[Start of Task material]

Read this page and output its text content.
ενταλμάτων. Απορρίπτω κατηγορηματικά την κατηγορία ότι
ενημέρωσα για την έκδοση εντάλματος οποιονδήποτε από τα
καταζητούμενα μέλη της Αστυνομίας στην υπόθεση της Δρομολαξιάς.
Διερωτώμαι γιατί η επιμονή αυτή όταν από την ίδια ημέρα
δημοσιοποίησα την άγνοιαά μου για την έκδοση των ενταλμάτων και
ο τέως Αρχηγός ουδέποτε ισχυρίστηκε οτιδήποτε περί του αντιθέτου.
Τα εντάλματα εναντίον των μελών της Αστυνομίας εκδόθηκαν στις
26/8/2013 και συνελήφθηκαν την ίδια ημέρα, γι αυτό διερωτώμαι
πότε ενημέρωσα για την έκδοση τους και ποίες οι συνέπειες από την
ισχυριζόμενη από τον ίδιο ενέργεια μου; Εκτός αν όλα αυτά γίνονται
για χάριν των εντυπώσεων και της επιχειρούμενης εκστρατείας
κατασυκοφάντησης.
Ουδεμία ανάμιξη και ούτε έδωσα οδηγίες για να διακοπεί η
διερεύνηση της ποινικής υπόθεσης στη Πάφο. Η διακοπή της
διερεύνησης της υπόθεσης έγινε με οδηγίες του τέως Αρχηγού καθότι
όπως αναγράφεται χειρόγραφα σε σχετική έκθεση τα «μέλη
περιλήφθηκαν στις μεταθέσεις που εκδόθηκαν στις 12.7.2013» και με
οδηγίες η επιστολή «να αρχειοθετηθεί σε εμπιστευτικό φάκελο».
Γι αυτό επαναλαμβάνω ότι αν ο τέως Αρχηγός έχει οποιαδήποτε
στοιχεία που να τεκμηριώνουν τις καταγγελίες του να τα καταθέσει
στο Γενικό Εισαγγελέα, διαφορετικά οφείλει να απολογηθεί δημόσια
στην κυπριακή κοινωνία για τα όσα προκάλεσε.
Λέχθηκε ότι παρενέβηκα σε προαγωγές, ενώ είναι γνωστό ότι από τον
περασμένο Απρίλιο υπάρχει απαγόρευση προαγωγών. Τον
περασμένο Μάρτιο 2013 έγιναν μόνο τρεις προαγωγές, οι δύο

[End of Task material]

Directions. Collect from the data above every line that includes "ενταλμάτων".

Reply to the exercise.
ενταλμάτων. Απορρίπτω κατηγορηματικά την κατηγορία ότι
δημοσιοποίησα την άγνοιαά μου για την έκδοση των ενταλμάτων και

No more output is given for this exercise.